What the task requires: Repeat each line of the material exactly.

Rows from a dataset
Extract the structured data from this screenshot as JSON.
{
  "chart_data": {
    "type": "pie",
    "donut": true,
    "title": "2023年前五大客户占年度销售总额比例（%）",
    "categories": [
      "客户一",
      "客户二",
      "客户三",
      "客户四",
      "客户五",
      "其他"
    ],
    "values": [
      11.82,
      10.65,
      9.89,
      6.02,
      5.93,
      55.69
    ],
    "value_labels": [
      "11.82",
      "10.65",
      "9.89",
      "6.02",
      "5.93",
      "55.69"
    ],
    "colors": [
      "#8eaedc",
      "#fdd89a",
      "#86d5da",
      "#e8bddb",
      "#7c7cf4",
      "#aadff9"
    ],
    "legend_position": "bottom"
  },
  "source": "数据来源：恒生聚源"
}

Exercise output:
Extract the structured data from this screenshot as JSON.
{
  "chart_data": {
    "type": "pie",
    "donut": true,
    "title": "2023年前五大客户占年度销售总额比例（%）",
    "categories": [
      "客户一",
      "客户二",
      "客户三",
      "客户四",
      "客户五",
      "其他"
    ],
    "values": [
      11.82,
      10.65,
      9.89,
      6.02,
      5.93,
      55.69
    ],
    "value_labels": [
      "11.82",
      "10.65",
      "9.89",
      "6.02",
      "5.93",
      "55.69"
    ],
    "colors": [
      "#8eaedc",
      "#fdd89a",
      "#86d5da",
      "#e8bddb",
      "#7c7cf4",
      "#aadff9"
    ],
    "legend_position": "bottom"
  },
  "source": "数据来源：恒生聚源"
}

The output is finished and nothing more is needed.